Task instructions: Restate the records in their entirety, word for word.

• • • • • • •

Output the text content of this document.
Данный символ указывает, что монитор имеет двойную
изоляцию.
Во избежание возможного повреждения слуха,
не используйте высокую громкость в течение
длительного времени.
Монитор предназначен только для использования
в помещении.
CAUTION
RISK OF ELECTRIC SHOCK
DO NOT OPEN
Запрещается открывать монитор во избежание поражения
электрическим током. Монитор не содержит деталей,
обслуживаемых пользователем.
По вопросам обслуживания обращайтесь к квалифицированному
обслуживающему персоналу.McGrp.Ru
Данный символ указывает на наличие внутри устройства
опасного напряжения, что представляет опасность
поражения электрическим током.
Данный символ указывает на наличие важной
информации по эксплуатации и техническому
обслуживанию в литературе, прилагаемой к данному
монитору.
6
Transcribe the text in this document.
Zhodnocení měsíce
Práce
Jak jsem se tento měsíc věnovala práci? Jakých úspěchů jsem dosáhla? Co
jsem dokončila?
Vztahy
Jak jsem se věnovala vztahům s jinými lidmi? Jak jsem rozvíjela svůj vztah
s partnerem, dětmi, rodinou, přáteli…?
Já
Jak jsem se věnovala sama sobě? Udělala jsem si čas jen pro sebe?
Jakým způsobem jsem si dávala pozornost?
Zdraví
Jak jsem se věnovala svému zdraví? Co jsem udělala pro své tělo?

• • • • • • •

Solved problem:
Output the text content of this document.
Данный символ указывает, что монитор имеет двойную
изоляцию.
Во избежание возможного повреждения слуха,
не используйте высокую громкость в течение
длительного времени.
Монитор предназначен только для использования
в помещении.
CAUTION
RISK OF ELECTRIC SHOCK
DO NOT OPEN
Запрещается открывать монитор во избежание поражения
электрическим током. Монитор не содержит деталей,
обслуживаемых пользователем.
По вопросам обслуживания обращайтесь к квалифицированному
обслуживающему персоналу.McGrp.Ru
Данный символ указывает на наличие внутри устройства
опасного напряжения, что представляет опасность
поражения электрическим током.
Данный символ указывает на наличие важной
информации по эксплуатации и техническому
обслуживанию в литературе, прилагаемой к данному
монитору.
6
Transcribe the text in this document.
Zhodnocení měsíce
Práce
Jak jsem se tento měsíc věnovala práci? Jakých úspěchů jsem dosáhla? Co
jsem dokončila?
Vztahy
Jak jsem se věnovala vztahům s jinými lidmi? Jak jsem rozvíjela svůj vztah
s partnerem, dětmi, rodinou, přáteli…?
Já
Jak jsem se věnovala sama sobě? Udělala jsem si čas jen pro sebe?
Jakým způsobem jsem si dávala pozornost?
Zdraví
Jak jsem se věnovala svému zdraví? Co jsem udělala pro své tělo?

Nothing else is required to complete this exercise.